-- WHAT IS REQUIRED --
Whenever a line contains the string "HUBS", copy it out of the entries.

--*--

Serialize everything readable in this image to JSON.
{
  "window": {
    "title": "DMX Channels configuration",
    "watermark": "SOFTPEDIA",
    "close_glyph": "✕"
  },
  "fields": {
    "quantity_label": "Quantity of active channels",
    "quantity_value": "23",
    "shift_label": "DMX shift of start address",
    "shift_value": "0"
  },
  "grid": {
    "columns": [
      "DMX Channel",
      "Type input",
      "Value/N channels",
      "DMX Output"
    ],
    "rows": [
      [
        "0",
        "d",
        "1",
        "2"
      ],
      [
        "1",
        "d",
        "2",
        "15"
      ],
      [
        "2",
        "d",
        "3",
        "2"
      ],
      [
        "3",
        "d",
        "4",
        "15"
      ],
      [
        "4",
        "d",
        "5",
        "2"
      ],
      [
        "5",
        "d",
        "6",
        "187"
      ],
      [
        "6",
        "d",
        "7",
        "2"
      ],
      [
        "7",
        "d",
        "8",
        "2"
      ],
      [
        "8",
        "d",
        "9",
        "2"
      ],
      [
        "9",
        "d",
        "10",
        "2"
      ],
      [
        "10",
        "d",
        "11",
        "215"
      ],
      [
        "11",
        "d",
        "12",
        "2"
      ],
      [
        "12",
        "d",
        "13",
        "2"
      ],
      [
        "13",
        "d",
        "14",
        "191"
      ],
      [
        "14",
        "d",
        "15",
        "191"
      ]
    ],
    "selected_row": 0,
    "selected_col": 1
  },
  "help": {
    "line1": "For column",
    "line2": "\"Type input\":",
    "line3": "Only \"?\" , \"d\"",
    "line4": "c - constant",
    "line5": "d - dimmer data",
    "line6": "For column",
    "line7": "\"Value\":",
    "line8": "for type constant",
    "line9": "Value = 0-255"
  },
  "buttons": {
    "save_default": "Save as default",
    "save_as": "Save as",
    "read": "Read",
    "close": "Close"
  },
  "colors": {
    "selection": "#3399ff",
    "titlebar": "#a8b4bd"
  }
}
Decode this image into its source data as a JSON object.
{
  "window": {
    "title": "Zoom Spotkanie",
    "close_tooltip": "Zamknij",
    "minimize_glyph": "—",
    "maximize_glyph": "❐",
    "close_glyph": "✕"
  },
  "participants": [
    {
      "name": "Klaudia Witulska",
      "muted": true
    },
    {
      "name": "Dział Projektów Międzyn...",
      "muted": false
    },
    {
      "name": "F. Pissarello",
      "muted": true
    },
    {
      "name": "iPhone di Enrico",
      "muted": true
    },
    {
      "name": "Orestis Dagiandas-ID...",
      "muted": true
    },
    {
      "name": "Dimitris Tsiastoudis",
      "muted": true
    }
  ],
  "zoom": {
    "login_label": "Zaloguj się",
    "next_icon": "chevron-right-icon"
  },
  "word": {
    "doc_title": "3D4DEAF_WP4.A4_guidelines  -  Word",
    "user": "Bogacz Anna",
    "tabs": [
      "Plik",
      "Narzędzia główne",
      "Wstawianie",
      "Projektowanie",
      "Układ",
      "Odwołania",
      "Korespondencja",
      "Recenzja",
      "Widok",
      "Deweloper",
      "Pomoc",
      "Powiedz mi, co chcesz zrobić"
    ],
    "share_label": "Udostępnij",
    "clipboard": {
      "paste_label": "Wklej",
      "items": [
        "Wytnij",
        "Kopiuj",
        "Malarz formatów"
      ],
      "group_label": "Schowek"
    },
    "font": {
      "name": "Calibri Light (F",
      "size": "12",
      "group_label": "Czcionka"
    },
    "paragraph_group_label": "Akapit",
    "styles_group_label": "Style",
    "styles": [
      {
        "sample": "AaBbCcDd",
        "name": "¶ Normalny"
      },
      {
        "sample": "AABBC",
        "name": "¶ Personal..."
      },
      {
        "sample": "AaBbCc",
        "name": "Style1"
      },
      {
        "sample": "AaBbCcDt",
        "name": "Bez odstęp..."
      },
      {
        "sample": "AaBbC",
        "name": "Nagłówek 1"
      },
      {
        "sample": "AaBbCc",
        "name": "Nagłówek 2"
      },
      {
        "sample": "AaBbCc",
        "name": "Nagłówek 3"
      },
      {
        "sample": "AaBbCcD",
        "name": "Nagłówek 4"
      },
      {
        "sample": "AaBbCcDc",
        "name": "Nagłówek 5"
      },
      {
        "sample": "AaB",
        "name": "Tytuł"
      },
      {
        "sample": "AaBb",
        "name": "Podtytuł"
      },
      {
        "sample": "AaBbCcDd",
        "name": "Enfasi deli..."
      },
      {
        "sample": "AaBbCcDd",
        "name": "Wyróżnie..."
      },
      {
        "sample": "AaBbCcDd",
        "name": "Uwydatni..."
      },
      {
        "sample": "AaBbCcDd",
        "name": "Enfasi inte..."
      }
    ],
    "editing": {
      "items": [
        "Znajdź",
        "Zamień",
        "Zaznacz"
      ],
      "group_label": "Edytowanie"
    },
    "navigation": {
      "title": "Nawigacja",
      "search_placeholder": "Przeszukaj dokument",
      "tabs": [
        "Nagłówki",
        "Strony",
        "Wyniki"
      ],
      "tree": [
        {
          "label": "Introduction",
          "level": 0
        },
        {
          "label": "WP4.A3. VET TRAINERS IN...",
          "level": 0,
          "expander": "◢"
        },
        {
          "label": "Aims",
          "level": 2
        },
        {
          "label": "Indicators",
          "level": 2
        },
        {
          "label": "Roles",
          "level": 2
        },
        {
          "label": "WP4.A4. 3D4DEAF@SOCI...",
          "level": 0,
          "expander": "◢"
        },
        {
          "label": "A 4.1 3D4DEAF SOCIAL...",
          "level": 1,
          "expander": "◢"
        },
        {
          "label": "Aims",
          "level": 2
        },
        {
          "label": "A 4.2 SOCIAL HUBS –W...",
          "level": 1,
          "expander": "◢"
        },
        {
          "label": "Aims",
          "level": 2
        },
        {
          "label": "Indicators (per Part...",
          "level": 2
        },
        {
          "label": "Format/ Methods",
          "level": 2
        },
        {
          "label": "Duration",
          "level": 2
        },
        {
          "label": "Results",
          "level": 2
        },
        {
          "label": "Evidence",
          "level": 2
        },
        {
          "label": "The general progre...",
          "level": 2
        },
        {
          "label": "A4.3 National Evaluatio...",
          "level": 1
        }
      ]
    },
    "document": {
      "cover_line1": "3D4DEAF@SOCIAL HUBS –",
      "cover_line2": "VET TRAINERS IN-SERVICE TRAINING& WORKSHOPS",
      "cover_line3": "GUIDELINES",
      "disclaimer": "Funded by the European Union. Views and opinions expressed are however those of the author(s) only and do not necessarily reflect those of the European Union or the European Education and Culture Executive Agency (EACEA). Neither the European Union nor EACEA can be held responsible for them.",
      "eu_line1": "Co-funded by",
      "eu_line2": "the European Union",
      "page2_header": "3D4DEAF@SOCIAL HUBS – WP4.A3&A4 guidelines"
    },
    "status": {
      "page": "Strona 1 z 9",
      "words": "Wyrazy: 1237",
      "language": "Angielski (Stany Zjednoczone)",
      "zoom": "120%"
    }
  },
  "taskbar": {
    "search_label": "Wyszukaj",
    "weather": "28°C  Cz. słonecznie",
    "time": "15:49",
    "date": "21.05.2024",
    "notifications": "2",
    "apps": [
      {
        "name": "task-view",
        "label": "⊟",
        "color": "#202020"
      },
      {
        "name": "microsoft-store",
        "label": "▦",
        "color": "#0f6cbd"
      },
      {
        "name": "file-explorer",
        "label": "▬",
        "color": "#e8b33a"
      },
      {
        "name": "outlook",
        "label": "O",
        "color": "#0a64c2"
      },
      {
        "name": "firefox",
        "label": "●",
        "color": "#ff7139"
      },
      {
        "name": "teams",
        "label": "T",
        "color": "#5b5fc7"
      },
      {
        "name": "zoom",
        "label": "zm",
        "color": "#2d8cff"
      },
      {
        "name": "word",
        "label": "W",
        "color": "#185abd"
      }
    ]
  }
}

--*--

-- REPLY --
          "label": "A 4.2 SOCIAL HUBS –W...",
      "cover_line1": "3D4DEAF@SOCIAL HUBS –",
      "page2_header": "3D4DEAF@SOCIAL HUBS – WP4.A3&A4 guidelines"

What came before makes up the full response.